Given instruction 1>
Decide whether each statement agrees with the court opinion excerpt. Answer yes or no for each, and quote the words of the text that decide it.
(a) Plaintiff submitted more than one thousand pages of material.
(b) Plaintiff started at HPD as a budget analyst in 1999.
(c) The Division of Anti-Abandonment later received a new name.
Given instruction 2> Rewrite the part of the court opinion excerpt that starts at "Plaintiff has submitted" and ends at "with this litigation.", putting "letters" in place of "emails".

Plaintiff has submitted over one thousand pages of emails, other contemporaneous documentation, transcripts of depositions he took and personal notes he apparently prepared in connection with this litigation.
The Court has reviewed and considered all of these materials. It notes, however, that it has not always been able to link them to the portions of Plaintiff's 56.1 Statements they are ostensibly intended to support. First, these materials have not been presented to the Court in any logical or convenient manner. Plaintiff has merely grouped together as "exhibits" documents that are only loosely thematically related, see, e.g., Pl.'s Ex. J ("Some Green Project [sic] that [P]laintiff worked on intermittently from about November 2007 to April 2008"), or have no substantive relationship to one another at all, see, e.g., Pl.'s Ex. L ("Various discovery items under heading of `Pl.' for Plaintiff in Numerical Order"). Second, as noted above, Plaintiffs 56.1 Statement only intermittently cites to this documentation. Third, where Plaintiff has included a citation, it is with few exceptions not a citation to the exhibit itself, but rather to a Bates number, to a unique numbering system Plaintiff has applied to certain documents or to a vague description of the document. See, e.g.,
In summary, in light of Plaintiff's pro se status, the Court has considered "the totality of the parties' submissions in identifying disputed material facts and will construe those disputed facts in plaintiffs favor as is appropriate on summary judgment." Shah, 653 F.Supp.2d at 501 n. 1 (citing Merritt v. Shuttle, Inc., 245 F.3d 182, 186 (2d Cir.2001)).
Plaintiff began working at HPD in September 1986 as a budget analyst responsible for communicating HPD's funding needs to the Office of Management and Budget ("OMB"), formulating written requests to OMB and obtaining ultimate approval for HPD's funding proposals. (Def.'s 56.1 ¶¶ 1-2.) In November 1999, Plaintiff became a "financial analyst" assigned to the Third-Party Transfer Unit in the HPD division then known as the Division of Anti-Abandonment, which was subsequently renamed the Division of Neighborhood Preservation ("DNP").
Also in November 1999, Plaintiff settled a race discrimination dispute with HPD arising from Plaintiffs removal from HPD's budget office. (Rizvi Decl. Ex. P.) Pursuant to a term of the settlement agreement (the "1999 Settlement"), Plaintiff was promoted to Director of the Third-Party Transfer Unit ("TPT"), which he agreed to because "it fit [his] plans for [his] career." (Id.; Cayemittes Tr. 41.) In that capacity, he "was responsible for running the [TPT] program [and] implementing the law that authorized the program." (Id. 42.)
As of July 2001, in addition to his role as Director of TPT, Plaintiff became Director of the Tax Lien Sale Unit ("TLS" or, with TPT, "TPT/TLS")

Extracted entries>
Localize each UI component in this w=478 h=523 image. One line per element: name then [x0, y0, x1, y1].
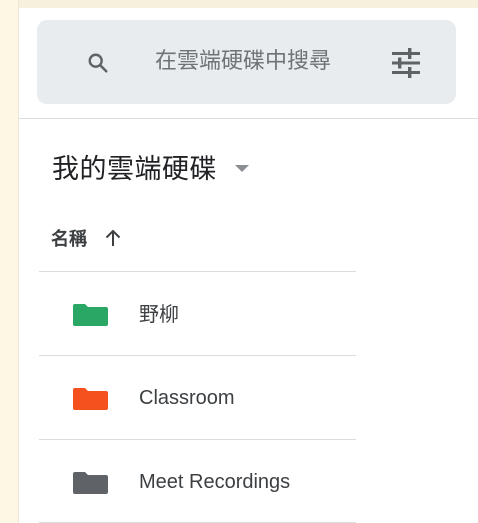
caret-down-icon[interactable] [235, 164, 249, 172]
search-icon[interactable] [87, 52, 109, 74]
folder-icon [73, 472, 108, 494]
file-row-meet-recordings[interactable]: Meet Recordings [39, 440, 356, 523]
page-title: 我的雲端硬碟 [52, 153, 217, 185]
folder-icon [73, 388, 108, 410]
file-name: Meet Recordings [139, 471, 291, 493]
tune-icon[interactable] [389, 48, 423, 78]
top-strip [19, 0, 478, 8]
file-name: Classroom [139, 387, 235, 409]
folder-icon [73, 304, 108, 326]
file-name: 野柳 [139, 302, 179, 326]
sort-label: 名稱 [51, 229, 87, 250]
drive-panel: 在雲端硬碟中搜尋 我的雲端硬碟 名稱 野柳 Classroom Meet Rec… [18, 0, 478, 523]
file-row-yehliu[interactable]: 野柳 [39, 272, 356, 355]
search-bar[interactable]: 在雲端硬碟中搜尋 [37, 20, 456, 104]
my-drive-dropdown[interactable]: 我的雲端硬碟 [52, 148, 249, 185]
sort-by-name-header[interactable]: 名稱 [51, 224, 121, 252]
search-input[interactable]: 在雲端硬碟中搜尋 [155, 46, 380, 78]
header-divider [19, 118, 478, 119]
arrow-up-icon[interactable] [105, 229, 121, 247]
file-row-classroom[interactable]: Classroom [39, 356, 356, 439]
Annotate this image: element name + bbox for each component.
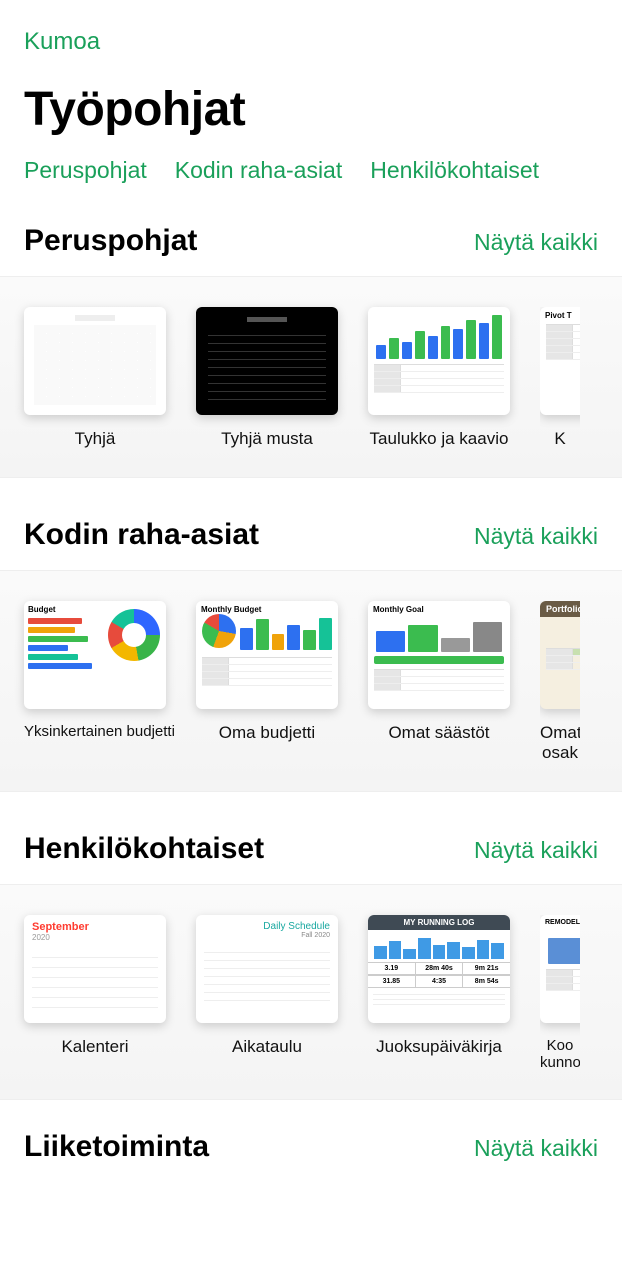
template-label: Kalenteri <box>24 1037 166 1057</box>
template-calendar[interactable]: September 2020 Kalenteri <box>24 915 166 1071</box>
tab-kodin-raha-asiat[interactable]: Kodin raha-asiat <box>175 157 343 184</box>
tab-peruspohjat[interactable]: Peruspohjat <box>24 157 147 184</box>
thumbnail-value: $143,541.32 <box>540 617 580 640</box>
thumbnail-month: September <box>32 921 158 933</box>
template-label: Omat osak <box>540 723 580 763</box>
template-label: Taulukko ja kaavio <box>368 429 510 449</box>
cancel-button[interactable]: Kumoa <box>24 28 598 56</box>
stat: 3.19 <box>368 963 416 974</box>
template-label: Juoksupäiväkirja <box>368 1037 510 1057</box>
thumbnail-title: Budget <box>28 605 95 614</box>
template-row[interactable]: September 2020 Kalenteri Daily Schedule … <box>0 884 622 1100</box>
thumbnail-title: Daily Schedule <box>204 921 330 932</box>
thumbnail-title: REMODEL : PROJECT BU <box>540 915 580 926</box>
tab-henkilokohtaiset[interactable]: Henkilökohtaiset <box>370 157 539 184</box>
stat: 31.85 <box>368 976 416 987</box>
template-monthly-budget[interactable]: Monthly Budget Oma budjetti <box>196 601 338 763</box>
template-pivot[interactable]: Pivot T K <box>540 307 580 449</box>
thumbnail-title: MY RUNNING LOG <box>368 915 510 930</box>
thumbnail-year: 2020 <box>32 933 158 942</box>
stat: 4:35 <box>416 976 464 987</box>
thumbnail-subtitle: Fall 2020 <box>204 932 330 939</box>
template-blank-black[interactable]: Tyhjä musta <box>196 307 338 449</box>
template-label: Tyhjä musta <box>196 429 338 449</box>
thumbnail-title: Portfolio <box>540 601 580 617</box>
template-blank[interactable]: Tyhjä <box>24 307 166 449</box>
stat: 8m 54s <box>463 976 510 987</box>
template-label: K <box>540 429 580 449</box>
section-title: Henkilökohtaiset <box>24 832 264 866</box>
template-thumbnail: Monthly Goal <box>368 601 510 709</box>
template-label: Oma budjetti <box>196 723 338 743</box>
template-thumbnail: REMODEL : PROJECT BU <box>540 915 580 1023</box>
show-all-button[interactable]: Näytä kaikki <box>474 523 598 550</box>
show-all-button[interactable]: Näytä kaikki <box>474 837 598 864</box>
template-running-log[interactable]: MY RUNNING LOG 3.19 28m 40s 9m 21s 31.85… <box>368 915 510 1071</box>
template-label: Tyhjä <box>24 429 166 449</box>
thumbnail-title: Pivot T <box>540 307 580 320</box>
template-monthly-goal[interactable]: Monthly Goal Omat säästöt <box>368 601 510 763</box>
stat: 28m 40s <box>416 963 464 974</box>
section-title: Kodin raha-asiat <box>24 518 259 552</box>
page-title: Työpohjat <box>24 82 598 137</box>
template-thumbnail: Portfolio $143,541.32 <box>540 601 580 709</box>
section-kodin-raha-asiat: Kodin raha-asiat Näytä kaikki Budget <box>0 518 622 792</box>
template-simple-budget[interactable]: Budget Yksinkertainen budjetti <box>24 601 166 763</box>
thumbnail-title: Monthly Goal <box>368 601 510 614</box>
section-peruspohjat: Peruspohjat Näytä kaikki Tyhjä Tyhjä mus… <box>0 224 622 478</box>
template-remodel[interactable]: REMODEL : PROJECT BU Koo kunno <box>540 915 580 1071</box>
show-all-button[interactable]: Näytä kaikki <box>474 229 598 256</box>
category-tabs: Peruspohjat Kodin raha-asiat Henkilökoht… <box>24 157 598 184</box>
template-thumbnail: Pivot T <box>540 307 580 415</box>
template-thumbnail: September 2020 <box>24 915 166 1023</box>
template-thumbnail: Daily Schedule Fall 2020 <box>196 915 338 1023</box>
template-label: Yksinkertainen budjetti <box>24 723 166 740</box>
section-title: Liiketoiminta <box>24 1130 209 1164</box>
show-all-button[interactable]: Näytä kaikki <box>474 1135 598 1162</box>
template-row[interactable]: Budget Yksinkertainen budjetti Monthly B… <box>0 570 622 792</box>
template-table-chart[interactable]: Taulukko ja kaavio <box>368 307 510 449</box>
template-thumbnail <box>196 307 338 415</box>
template-thumbnail: Budget <box>24 601 166 709</box>
template-thumbnail <box>368 307 510 415</box>
template-schedule[interactable]: Daily Schedule Fall 2020 Aikataulu <box>196 915 338 1071</box>
template-thumbnail <box>24 307 166 415</box>
template-label: Koo kunno <box>540 1037 580 1071</box>
section-title: Peruspohjat <box>24 224 197 258</box>
template-portfolio[interactable]: Portfolio $143,541.32 Omat osak <box>540 601 580 763</box>
template-label: Aikataulu <box>196 1037 338 1057</box>
template-label: Omat säästöt <box>368 723 510 743</box>
section-henkilokohtaiset: Henkilökohtaiset Näytä kaikki September … <box>0 832 622 1100</box>
template-thumbnail: Monthly Budget <box>196 601 338 709</box>
section-liiketoiminta: Liiketoiminta Näytä kaikki <box>0 1130 622 1164</box>
template-thumbnail: MY RUNNING LOG 3.19 28m 40s 9m 21s 31.85… <box>368 915 510 1023</box>
stat: 9m 21s <box>463 963 510 974</box>
template-row[interactable]: Tyhjä Tyhjä musta Taulukko ja kaavio <box>0 276 622 478</box>
thumbnail-title: Monthly Budget <box>196 601 338 614</box>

Answer 1>
(a) Yes: "Plaintiff has submitted over one thousand pages of emails"
(b) No: "Plaintiff began working at HPD in September 1986 as a budget analyst"
(c) Yes: "which was subsequently renamed the Division of Neighborhood Preservation ("DNP")"

Answer 2>
Plaintiff has submitted over one thousand pages of letters, other contemporaneous documentation, transcripts of depositions he took and personal notes he apparently prepared in connection with this litigation.